THE PROBLEM:
Will you write out the data exactly, excluding every picture?

[Records from a data collection]
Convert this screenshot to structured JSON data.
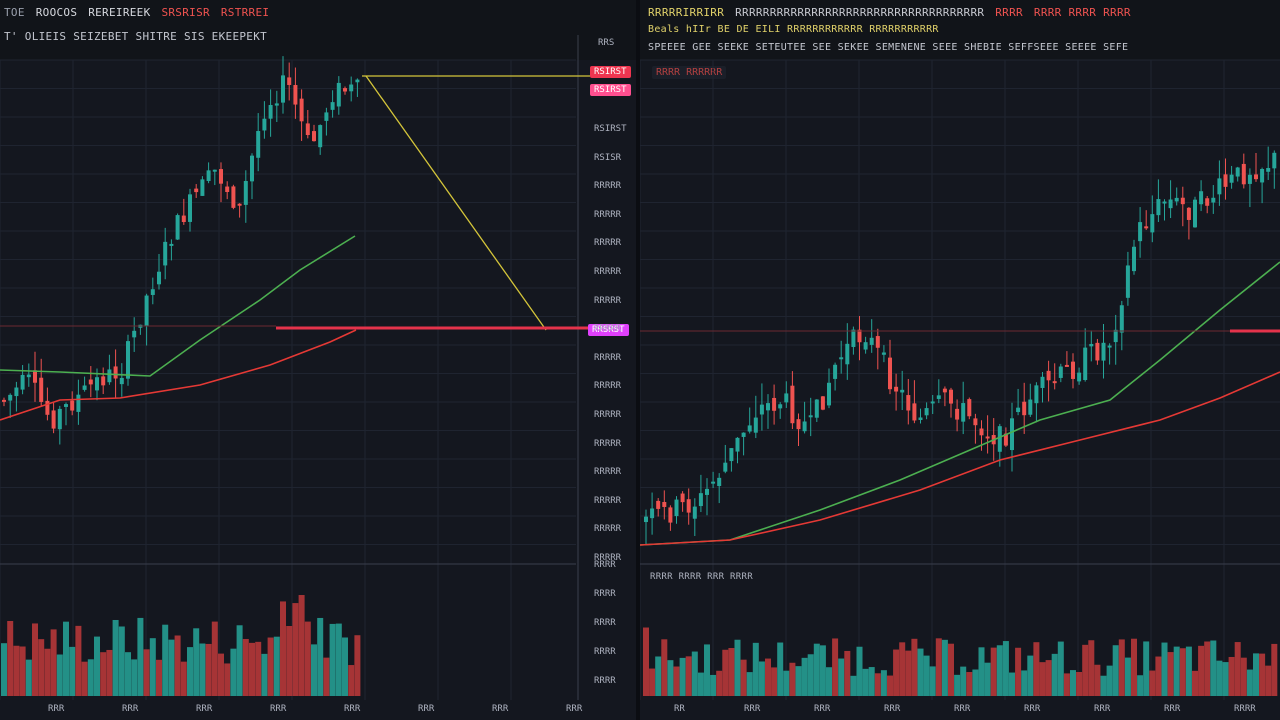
{
  "left_chart": {
    "header_line_1": [
      "TOE",
      "ROOCOS",
      "REREIREEK",
      "SRSRISR",
      "RSTRREI"
    ],
    "header_line_2": "T' OLIEIS SEIZEBET SHITRE SIS EKEEPEKT",
    "price_labels": [
      "RSIRST",
      "RSISR",
      "RRRRR",
      "RRRRR",
      "RRRRR",
      "RRRRR",
      "RRRRR",
      "RRRRR",
      "RRRRR",
      "RRRRR",
      "RRRRR",
      "RRRRR",
      "RRRRR",
      "RRRRR",
      "RRRRR",
      "RRRRR"
    ],
    "price_tag_top": "RSIRST",
    "price_tag_mid": "RRSRST",
    "volume_labels": [
      "RRRR",
      "RRRR",
      "RRRR",
      "RRRR",
      "RRRR"
    ],
    "time_labels": [
      "RRR",
      "RRR",
      "RRR",
      "RRR",
      "RRR",
      "RRR",
      "RRR",
      "RRR"
    ],
    "top_right_mark": "RRS"
  },
  "right_chart": {
    "header_line_1": [
      "RRRRRIRRIRR",
      "RRRRRRRRRRRRRRRRRRRRRRRRRRRRRRRRRRRR",
      "RRRR",
      "RRRR RRRR RRRR"
    ],
    "header_line_2": "Beals hIIr BE DE EILI  RRRRRRRRRRRR RRRRRRRRRRR",
    "header_line_3": "SPEEEE GEE SEEKE SETEUTEE SEE SEKEE SEMENENE SEEE SHEBIE SEFFSEEE SEEEE SEFE",
    "badge": "RRRR RRRRRR",
    "volume_header": "RRRR RRRR RRR RRRR",
    "time_labels": [
      "RR",
      "RRR",
      "RRR",
      "RRR",
      "RRR",
      "RRR",
      "RRR",
      "RRR",
      "RRRR"
    ]
  },
  "colors": {
    "background": "#14171f",
    "bull": "#26a69a",
    "bear": "#ef5350",
    "ma_fast": "#4caf50",
    "ma_slow": "#e53935",
    "trend": "#d4c53a",
    "level": "#e5334b",
    "tag_pink": "#ff3fa4"
  }
}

WRITTEN SOLUTION:
Convert this screenshot to structured JSON data.
{
  "left_chart": {
    "header_line_1": [
      "TOE",
      "ROOCOS",
      "REREIREEK",
      "SRSRISR",
      "RSTRREI"
    ],
    "header_line_2": "T' OLIEIS SEIZEBET SHITRE SIS EKEEPEKT",
    "price_labels": [
      "RSIRST",
      "RSISR",
      "RRRRR",
      "RRRRR",
      "RRRRR",
      "RRRRR",
      "RRRRR",
      "RRRRR",
      "RRRRR",
      "RRRRR",
      "RRRRR",
      "RRRRR",
      "RRRRR",
      "RRRRR",
      "RRRRR",
      "RRRRR"
    ],
    "price_tag_top": "RSIRST",
    "price_tag_mid": "RRSRST",
    "volume_labels": [
      "RRRR",
      "RRRR",
      "RRRR",
      "RRRR",
      "RRRR"
    ],
    "time_labels": [
      "RRR",
      "RRR",
      "RRR",
      "RRR",
      "RRR",
      "RRR",
      "RRR",
      "RRR"
    ],
    "top_right_mark": "RRS"
  },
  "right_chart": {
    "header_line_1": [
      "RRRRRIRRIRR",
      "RRRRRRRRRRRRRRRRRRRRRRRRRRRRRRRRRRRR",
      "RRRR",
      "RRRR RRRR RRRR"
    ],
    "header_line_2": "Beals hIIr BE DE EILI  RRRRRRRRRRRR RRRRRRRRRRR",
    "header_line_3": "SPEEEE GEE SEEKE SETEUTEE SEE SEKEE SEMENENE SEEE SHEBIE SEFFSEEE SEEEE SEFE",
    "badge": "RRRR RRRRRR",
    "volume_header": "RRRR RRRR RRR RRRR",
    "time_labels": [
      "RR",
      "RRR",
      "RRR",
      "RRR",
      "RRR",
      "RRR",
      "RRR",
      "RRR",
      "RRRR"
    ]
  },
  "colors": {
    "background": "#14171f",
    "bull": "#26a69a",
    "bear": "#ef5350",
    "ma_fast": "#4caf50",
    "ma_slow": "#e53935",
    "trend": "#d4c53a",
    "level": "#e5334b",
    "tag_pink": "#ff3fa4"
  }
}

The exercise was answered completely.